Items from a data source:
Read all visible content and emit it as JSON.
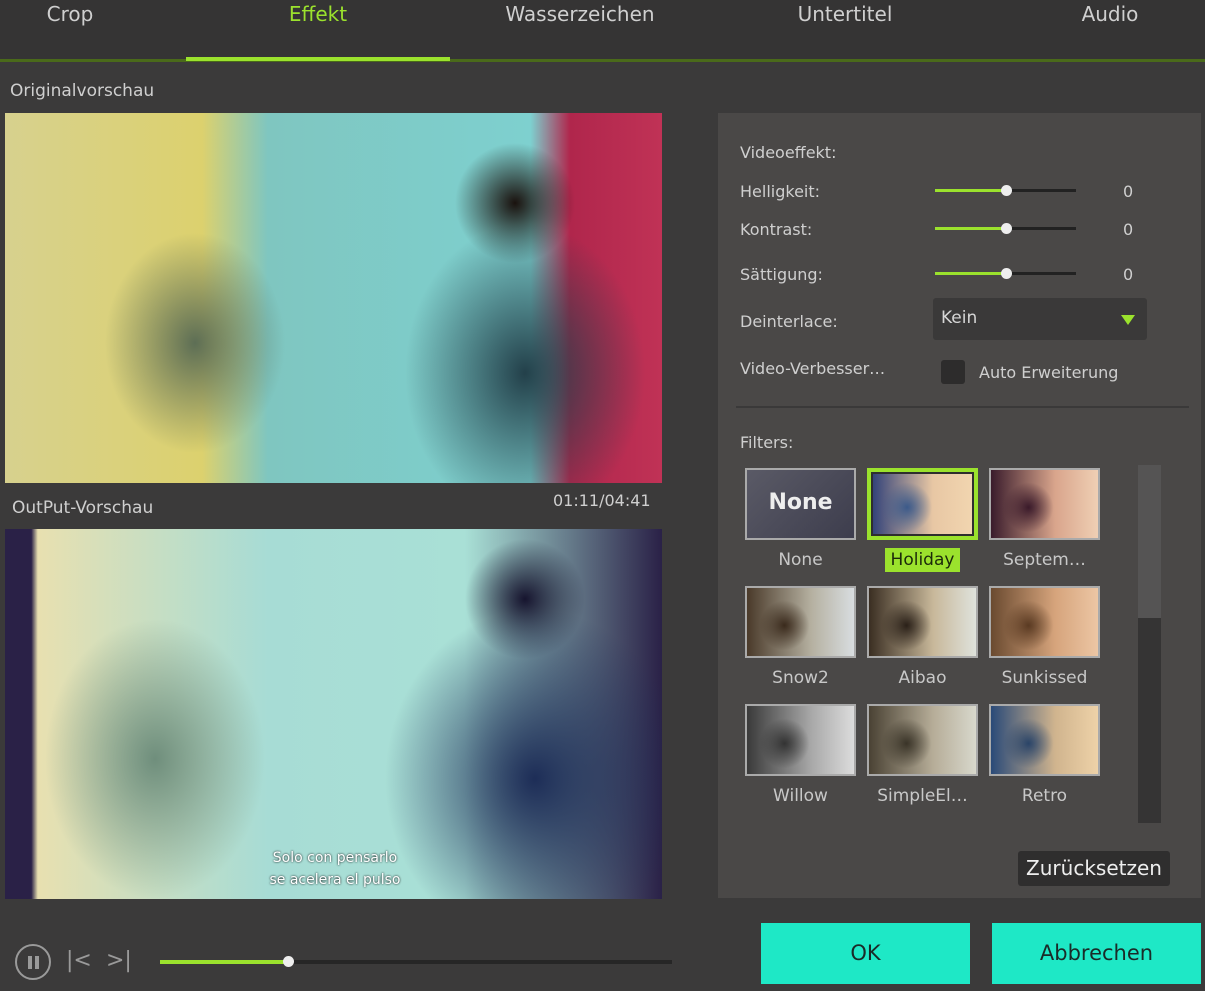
{
  "tabs": [
    "Crop",
    "Effekt",
    "Wasserzeichen",
    "Untertitel",
    "Audio"
  ],
  "active_tab": "Effekt",
  "original_preview_label": "Originalvorschau",
  "output_preview_label": "OutPut-Vorschau",
  "timecode": "01:11/04:41",
  "subtitle_lines": [
    "Solo con pensarlo",
    "se acelera el pulso"
  ],
  "video_effect": {
    "title": "Videoeffekt:",
    "brightness": {
      "label": "Helligkeit:",
      "value": "0",
      "slider_fraction": 0.5
    },
    "contrast": {
      "label": "Kontrast:",
      "value": "0",
      "slider_fraction": 0.5
    },
    "saturation": {
      "label": "Sättigung:",
      "value": "0",
      "slider_fraction": 0.5
    },
    "deinterlace": {
      "label": "Deinterlace:",
      "selected": "Kein"
    },
    "enhance": {
      "label": "Video-Verbesser…",
      "checkbox_label": "Auto Erweiterung",
      "checked": false
    }
  },
  "filters": {
    "title": "Filters:",
    "none_thumb_text": "None",
    "items": [
      "None",
      "Holiday",
      "Septem…",
      "Snow2",
      "Aibao",
      "Sunkissed",
      "Willow",
      "SimpleEl…",
      "Retro"
    ],
    "selected": "Holiday"
  },
  "reset_label": "Zurücksetzen",
  "ok_label": "OK",
  "cancel_label": "Abbrechen",
  "playback": {
    "progress_fraction": 0.25
  },
  "colors": {
    "accent": "#9be22d",
    "button": "#1ee8c6"
  }
}
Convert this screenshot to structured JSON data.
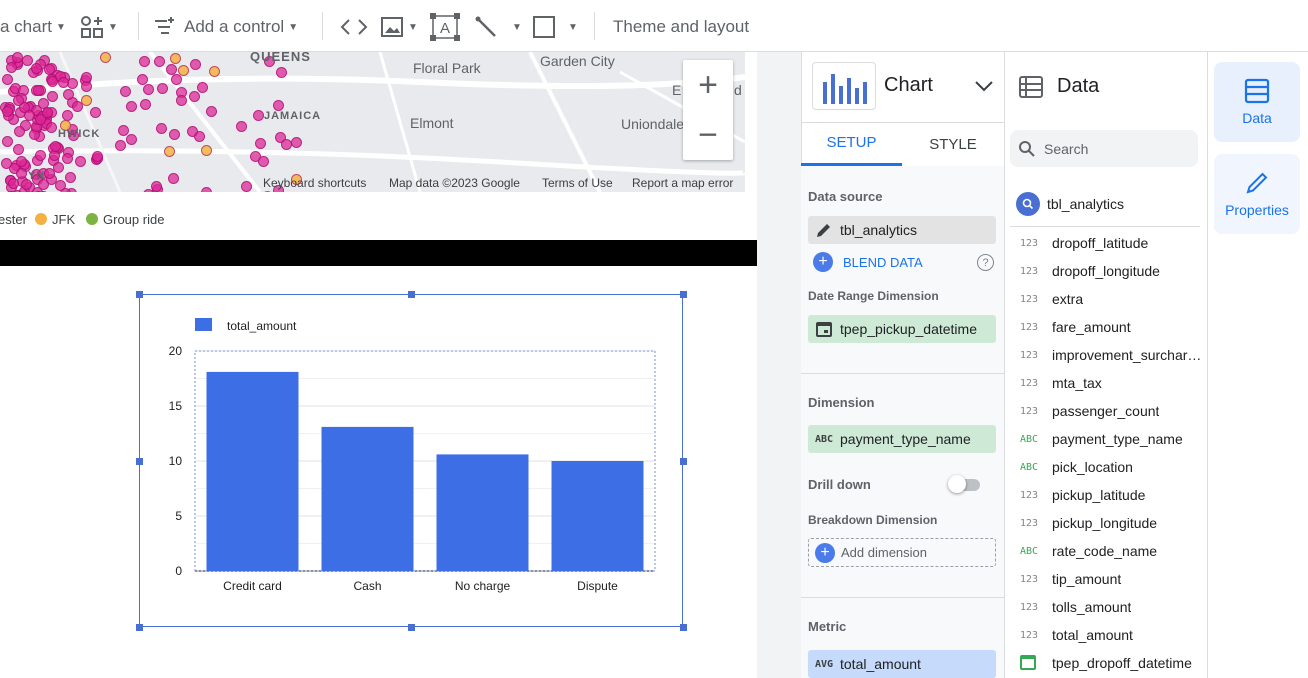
{
  "toolbar": {
    "add_chart": "a chart",
    "add_control": "Add a control",
    "theme_layout": "Theme and layout"
  },
  "map": {
    "labels": [
      "QUEENS",
      "Floral Park",
      "Garden City",
      "JAMAICA",
      "Elmont",
      "Uniondale",
      "HWICK",
      "YN",
      "E",
      "d"
    ],
    "footer": [
      "Keyboard shortcuts",
      "Map data ©2023 Google",
      "Terms of Use",
      "Report a map error"
    ],
    "zoom_in": "+",
    "zoom_out": "−"
  },
  "map_legend": [
    {
      "label": "ester",
      "color": "#e8f0fe"
    },
    {
      "label": "JFK",
      "color": "#f4b042"
    },
    {
      "label": "Group ride",
      "color": "#7cb342"
    }
  ],
  "chart_data": {
    "type": "bar",
    "categories": [
      "Credit card",
      "Cash",
      "No charge",
      "Dispute"
    ],
    "series": [
      {
        "name": "total_amount",
        "values": [
          18.1,
          13.1,
          10.6,
          10.0
        ],
        "color": "#3e6ee5"
      }
    ],
    "ylim": [
      0,
      20
    ],
    "yticks": [
      "0",
      "5",
      "10",
      "15",
      "20"
    ],
    "legend_position": "top-left",
    "grid": true
  },
  "chart_panel": {
    "title": "Chart",
    "tabs": [
      {
        "label": "SETUP",
        "active": true
      },
      {
        "label": "STYLE",
        "active": false
      }
    ],
    "data_source_label": "Data source",
    "data_source": "tbl_analytics",
    "blend_data": "BLEND DATA",
    "date_range_label": "Date Range Dimension",
    "date_range_value": "tpep_pickup_datetime",
    "dimension_label": "Dimension",
    "dimension_type": "ABC",
    "dimension_value": "payment_type_name",
    "drill_down_label": "Drill down",
    "breakdown_label": "Breakdown Dimension",
    "add_dimension": "Add dimension",
    "metric_label": "Metric",
    "metric_agg": "AVG",
    "metric_value": "total_amount"
  },
  "data_panel": {
    "title": "Data",
    "search_placeholder": "Search",
    "source": "tbl_analytics",
    "fields": [
      {
        "type": "123",
        "name": "dropoff_latitude"
      },
      {
        "type": "123",
        "name": "dropoff_longitude"
      },
      {
        "type": "123",
        "name": "extra"
      },
      {
        "type": "123",
        "name": "fare_amount"
      },
      {
        "type": "123",
        "name": "improvement_surcharge"
      },
      {
        "type": "123",
        "name": "mta_tax"
      },
      {
        "type": "123",
        "name": "passenger_count"
      },
      {
        "type": "ABC",
        "name": "payment_type_name"
      },
      {
        "type": "ABC",
        "name": "pick_location"
      },
      {
        "type": "123",
        "name": "pickup_latitude"
      },
      {
        "type": "123",
        "name": "pickup_longitude"
      },
      {
        "type": "ABC",
        "name": "rate_code_name"
      },
      {
        "type": "123",
        "name": "tip_amount"
      },
      {
        "type": "123",
        "name": "tolls_amount"
      },
      {
        "type": "123",
        "name": "total_amount"
      },
      {
        "type": "date",
        "name": "tpep_dropoff_datetime"
      }
    ]
  },
  "side_tabs": [
    {
      "label": "Data",
      "icon": "data-table-icon",
      "active": true
    },
    {
      "label": "Properties",
      "icon": "pencil-icon",
      "active": false
    }
  ]
}
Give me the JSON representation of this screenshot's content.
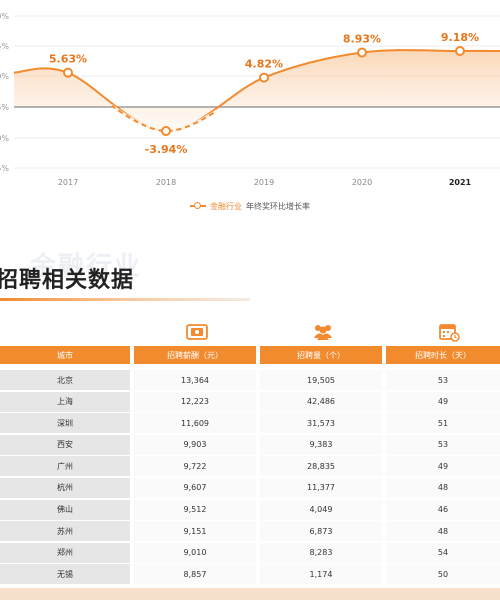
{
  "chart_data": {
    "type": "line",
    "x": [
      "2017",
      "2018",
      "2019",
      "2020",
      "2021"
    ],
    "series": [
      {
        "name": "年终奖环比增长率",
        "values": [
          5.63,
          -3.94,
          4.82,
          8.93,
          9.18
        ],
        "labels": [
          "5.63%",
          "-3.94%",
          "4.82%",
          "8.93%",
          "9.18%"
        ]
      }
    ],
    "ylim": [
      -15,
      15
    ],
    "ytick_labels": [
      "0%",
      "5%",
      "0%",
      "5%",
      "0%",
      "5%"
    ],
    "legend_position": "bottom",
    "accent": "#f28a2e"
  },
  "legend": {
    "prefix": "金融行业",
    "label": "年终奖环比增长率"
  },
  "watermark": "金融行业",
  "section_title": "招聘相关数据",
  "table": {
    "headers": [
      "城市",
      "招聘薪酬（元）",
      "招聘量（个）",
      "招聘时长（天）"
    ],
    "header_icons": [
      "money-icon",
      "people-icon",
      "calendar-clock-icon"
    ],
    "rows": [
      [
        "北京",
        "13,364",
        "19,505",
        "53"
      ],
      [
        "上海",
        "12,223",
        "42,486",
        "49"
      ],
      [
        "深圳",
        "11,609",
        "31,573",
        "51"
      ],
      [
        "西安",
        "9,903",
        "9,383",
        "53"
      ],
      [
        "广州",
        "9,722",
        "28,835",
        "49"
      ],
      [
        "杭州",
        "9,607",
        "11,377",
        "48"
      ],
      [
        "佛山",
        "9,512",
        "4,049",
        "46"
      ],
      [
        "苏州",
        "9,151",
        "6,873",
        "48"
      ],
      [
        "郑州",
        "9,010",
        "8,283",
        "54"
      ],
      [
        "无锡",
        "8,857",
        "1,174",
        "50"
      ]
    ]
  },
  "colors": {
    "accent": "#f28a2e",
    "header_text": "#ffffff",
    "city_bg": "#e6e6e6"
  }
}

■ TASK REQUIREMENTS: Write out the listing word for word, omitting the pictures it holds.

■ OUTPUT FOR THIS EXERCISE:
Read all visible content and emit it as JSON.
{
  "tabs": [
    "Crop",
    "Effekt",
    "Wasserzeichen",
    "Untertitel",
    "Audio"
  ],
  "active_tab": "Effekt",
  "original_preview_label": "Originalvorschau",
  "output_preview_label": "OutPut-Vorschau",
  "timecode": "01:11/04:41",
  "subtitle_lines": [
    "Solo con pensarlo",
    "se acelera el pulso"
  ],
  "video_effect": {
    "title": "Videoeffekt:",
    "brightness": {
      "label": "Helligkeit:",
      "value": "0",
      "slider_fraction": 0.5
    },
    "contrast": {
      "label": "Kontrast:",
      "value": "0",
      "slider_fraction": 0.5
    },
    "saturation": {
      "label": "Sättigung:",
      "value": "0",
      "slider_fraction": 0.5
    },
    "deinterlace": {
      "label": "Deinterlace:",
      "selected": "Kein"
    },
    "enhance": {
      "label": "Video-Verbesser…",
      "checkbox_label": "Auto Erweiterung",
      "checked": false
    }
  },
  "filters": {
    "title": "Filters:",
    "none_thumb_text": "None",
    "items": [
      "None",
      "Holiday",
      "Septem…",
      "Snow2",
      "Aibao",
      "Sunkissed",
      "Willow",
      "SimpleEl…",
      "Retro"
    ],
    "selected": "Holiday"
  },
  "reset_label": "Zurücksetzen",
  "ok_label": "OK",
  "cancel_label": "Abbrechen",
  "playback": {
    "progress_fraction": 0.25
  },
  "colors": {
    "accent": "#9be22d",
    "button": "#1ee8c6"
  }
}
Convert this screenshot to structured JSON data.
{
  "toolbar": {
    "add_chart": "a chart",
    "add_control": "Add a control",
    "theme_layout": "Theme and layout"
  },
  "map": {
    "labels": [
      "QUEENS",
      "Floral Park",
      "Garden City",
      "JAMAICA",
      "Elmont",
      "Uniondale",
      "HWICK",
      "YN",
      "E",
      "d"
    ],
    "footer": [
      "Keyboard shortcuts",
      "Map data ©2023 Google",
      "Terms of Use",
      "Report a map error"
    ],
    "zoom_in": "+",
    "zoom_out": "−"
  },
  "map_legend": [
    {
      "label": "ester",
      "color": "#e8f0fe"
    },
    {
      "label": "JFK",
      "color": "#f4b042"
    },
    {
      "label": "Group ride",
      "color": "#7cb342"
    }
  ],
  "chart_data": {
    "type": "bar",
    "categories": [
      "Credit card",
      "Cash",
      "No charge",
      "Dispute"
    ],
    "series": [
      {
        "name": "total_amount",
        "values": [
          18.1,
          13.1,
          10.6,
          10.0
        ],
        "color": "#3e6ee5"
      }
    ],
    "ylim": [
      0,
      20
    ],
    "yticks": [
      "0",
      "5",
      "10",
      "15",
      "20"
    ],
    "legend_position": "top-left",
    "grid": true
  },
  "chart_panel": {
    "title": "Chart",
    "tabs": [
      {
        "label": "SETUP",
        "active": true
      },
      {
        "label": "STYLE",
        "active": false
      }
    ],
    "data_source_label": "Data source",
    "data_source": "tbl_analytics",
    "blend_data": "BLEND DATA",
    "date_range_label": "Date Range Dimension",
    "date_range_value": "tpep_pickup_datetime",
    "dimension_label": "Dimension",
    "dimension_type": "ABC",
    "dimension_value": "payment_type_name",
    "drill_down_label": "Drill down",
    "breakdown_label": "Breakdown Dimension",
    "add_dimension": "Add dimension",
    "metric_label": "Metric",
    "metric_agg": "AVG",
    "metric_value": "total_amount"
  },
  "data_panel": {
    "title": "Data",
    "search_placeholder": "Search",
    "source": "tbl_analytics",
    "fields": [
      {
        "type": "123",
        "name": "dropoff_latitude"
      },
      {
        "type": "123",
        "name": "dropoff_longitude"
      },
      {
        "type": "123",
        "name": "extra"
      },
      {
        "type": "123",
        "name": "fare_amount"
      },
      {
        "type": "123",
        "name": "improvement_surcharge"
      },
      {
        "type": "123",
        "name": "mta_tax"
      },
      {
        "type": "123",
        "name": "passenger_count"
      },
      {
        "type": "ABC",
        "name": "payment_type_name"
      },
      {
        "type": "ABC",
        "name": "pick_location"
      },
      {
        "type": "123",
        "name": "pickup_latitude"
      },
      {
        "type": "123",
        "name": "pickup_longitude"
      },
      {
        "type": "ABC",
        "name": "rate_code_name"
      },
      {
        "type": "123",
        "name": "tip_amount"
      },
      {
        "type": "123",
        "name": "tolls_amount"
      },
      {
        "type": "123",
        "name": "total_amount"
      },
      {
        "type": "date",
        "name": "tpep_dropoff_datetime"
      }
    ]
  },
  "side_tabs": [
    {
      "label": "Data",
      "icon": "data-table-icon",
      "active": true
    },
    {
      "label": "Properties",
      "icon": "pencil-icon",
      "active": false
    }
  ]
}
Give me the JSON representation of this screenshot's content.
{
  "chart_data": {
    "type": "line",
    "x": [
      "2017",
      "2018",
      "2019",
      "2020",
      "2021"
    ],
    "series": [
      {
        "name": "年终奖环比增长率",
        "values": [
          5.63,
          -3.94,
          4.82,
          8.93,
          9.18
        ],
        "labels": [
          "5.63%",
          "-3.94%",
          "4.82%",
          "8.93%",
          "9.18%"
        ]
      }
    ],
    "ylim": [
      -15,
      15
    ],
    "ytick_labels": [
      "0%",
      "5%",
      "0%",
      "5%",
      "0%",
      "5%"
    ],
    "legend_position": "bottom",
    "accent": "#f28a2e"
  },
  "legend": {
    "prefix": "金融行业",
    "label": "年终奖环比增长率"
  },
  "watermark": "金融行业",
  "section_title": "招聘相关数据",
  "table": {
    "headers": [
      "城市",
      "招聘薪酬（元）",
      "招聘量（个）",
      "招聘时长（天）"
    ],
    "header_icons": [
      "money-icon",
      "people-icon",
      "calendar-clock-icon"
    ],
    "rows": [
      [
        "北京",
        "13,364",
        "19,505",
        "53"
      ],
      [
        "上海",
        "12,223",
        "42,486",
        "49"
      ],
      [
        "深圳",
        "11,609",
        "31,573",
        "51"
      ],
      [
        "西安",
        "9,903",
        "9,383",
        "53"
      ],
      [
        "广州",
        "9,722",
        "28,835",
        "49"
      ],
      [
        "杭州",
        "9,607",
        "11,377",
        "48"
      ],
      [
        "佛山",
        "9,512",
        "4,049",
        "46"
      ],
      [
        "苏州",
        "9,151",
        "6,873",
        "48"
      ],
      [
        "郑州",
        "9,010",
        "8,283",
        "54"
      ],
      [
        "无锡",
        "8,857",
        "1,174",
        "50"
      ]
    ]
  },
  "colors": {
    "accent": "#f28a2e",
    "header_text": "#ffffff",
    "city_bg": "#e6e6e6"
  }
}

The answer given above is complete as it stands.